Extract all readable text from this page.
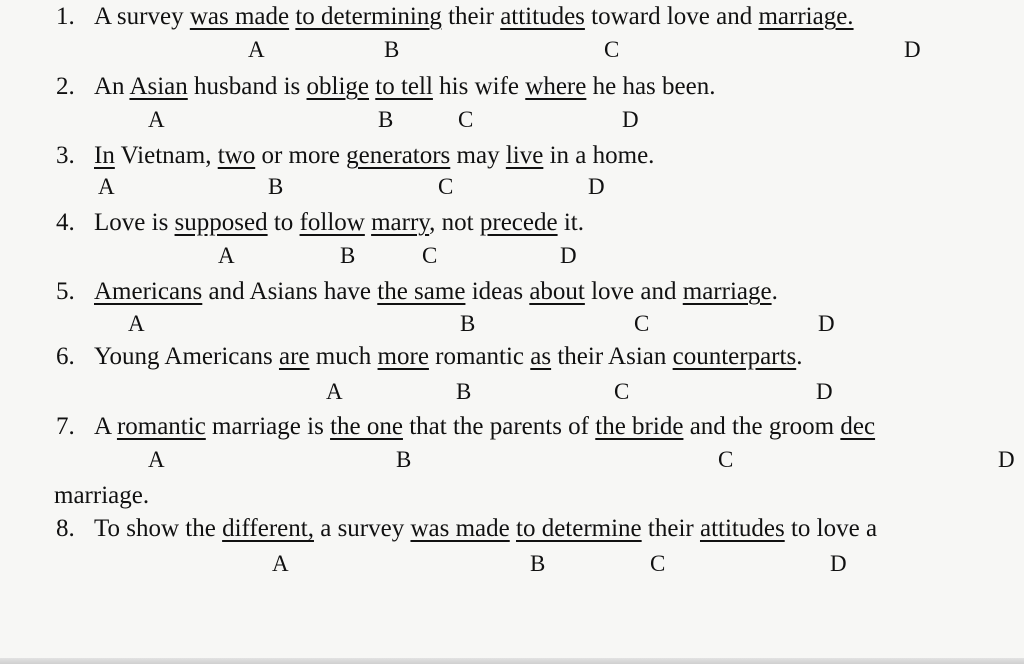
1. A survey was made to determining their attitudes toward love and marriage.
A	B	C	D
2. An Asian husband is oblige to tell his wife where he has been.
A	B	C	D
3. In Vietnam, two or more generators may live in a home.
A	B	C	D
4. Love is supposed to follow marry, not precede it.
A	B	C	D
5. Americans and Asians have the same ideas about love and marriage.
A	B	C	D
6. Young Americans are much more romantic as their Asian counterparts.
A	B	C	D
7. A romantic marriage is the one that the parents of the bride and the groom dec
A	B	C	D
marriage.
8. To show the different, a survey was made to determine their attitudes to love a
A	B	C	D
—————
### EXERCISE REQUIREMENTS
Using the listing above, pull out all lines that hold the word "made".

### OUTPUT FOR THIS TASK
1. A survey was made to determining their attitudes toward love and marriage.
8. To show the different, a survey was made to determine their attitudes to love a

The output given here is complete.